--- START OF Quoted text ---

# Is it possible to edit and old review?



## abbekit (Nov 18, 2005)

In years past I have used several different photo websites to upload photos of timeshares we've stayed in.  I did not stick with some of these sites and therefore have had my accounts closed and the photos are no longer available for viewing.  

Since I including links to these sites in several reviews the readers will no longer be able to find the photos unless the old review can be revised with an updated photo link.  Is this possible for a TUGS volunteer to do so?


----------



## Makai Guy (Nov 18, 2005)

abbekit said:
			
		

> Is this possible for a TUGS volunteer to do so?



Yes, email the Review Manager for that geographical area.
TUG Volunteer List


----------



## Keitht (Nov 18, 2005)

abbekit said:
			
		

> I did not stick with some of these sites and therefore have had my accounts closed and the photos are no longer available for viewing.
> 
> Since I including links to these sites in several reviews the readers will no longer be able to find the photos unless the old review can be revised with an updated photo link.  Is this possible for a TUGS volunteer to do so?



If you have access to copies of the photos it might be better to provide the reps with those.  They can then be incorporated in the resort review pages.  That would prevent a recurrence of the same problem at a later date.


----------



## abbekit (Nov 18, 2005)

*Too many photos to include!*



			
				Keitht said:
			
		

> If you have access to copies of the photos it might be better to provide the reps with those.  They can then be incorporated in the resort review pages.  That would prevent a recurrence of the same problem at a later date.

--- END OF Quoted text ---
--- START OF Available data ---

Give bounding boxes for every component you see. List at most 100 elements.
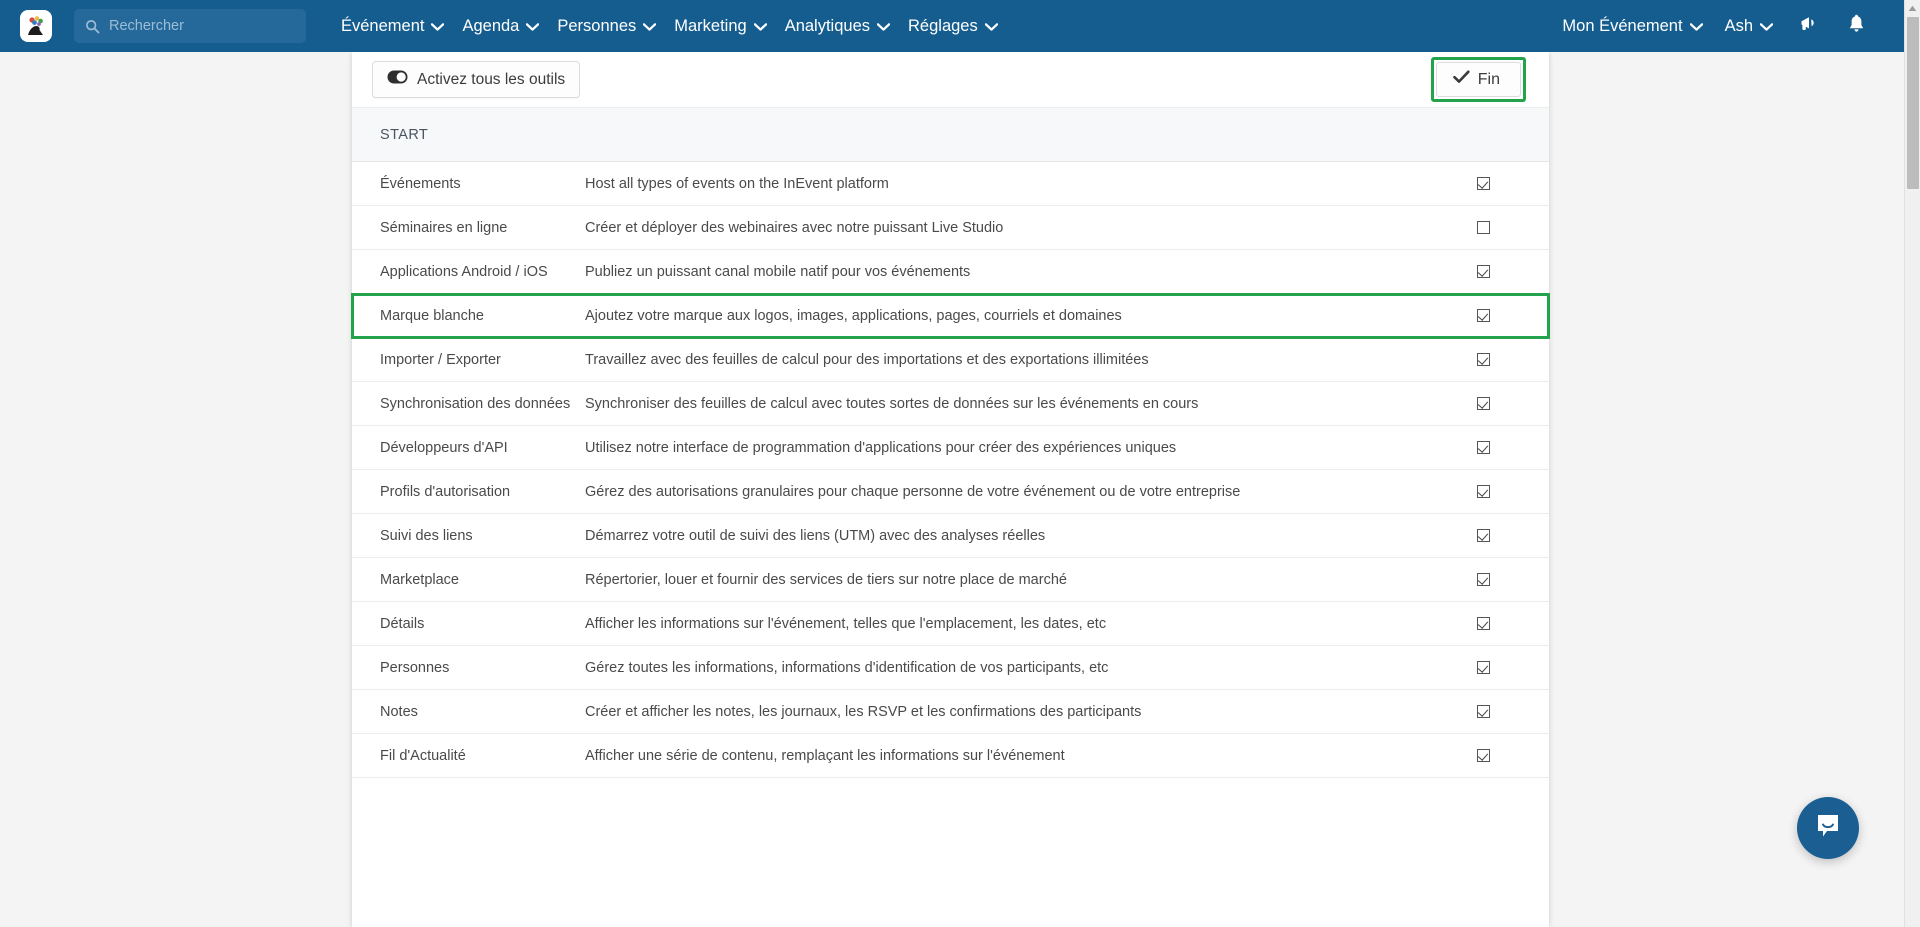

--- END OF Available data ---

Required tasks —
1. In the forum thread about revising an old review, whom does Makai Guy say to email?
2. Print the portion of the forum thread that begins at the words "## Makai Guy" and stops after "that geographical area.", copying it word for word.

Answers for the tasks —
1. The Review Manager for that geographical area.

2.
## Makai Guy (Nov 18, 2005)

abbekit said:
			
		

> Is this possible for a TUGS volunteer to do so?



Yes, email the Review Manager for that geographical area.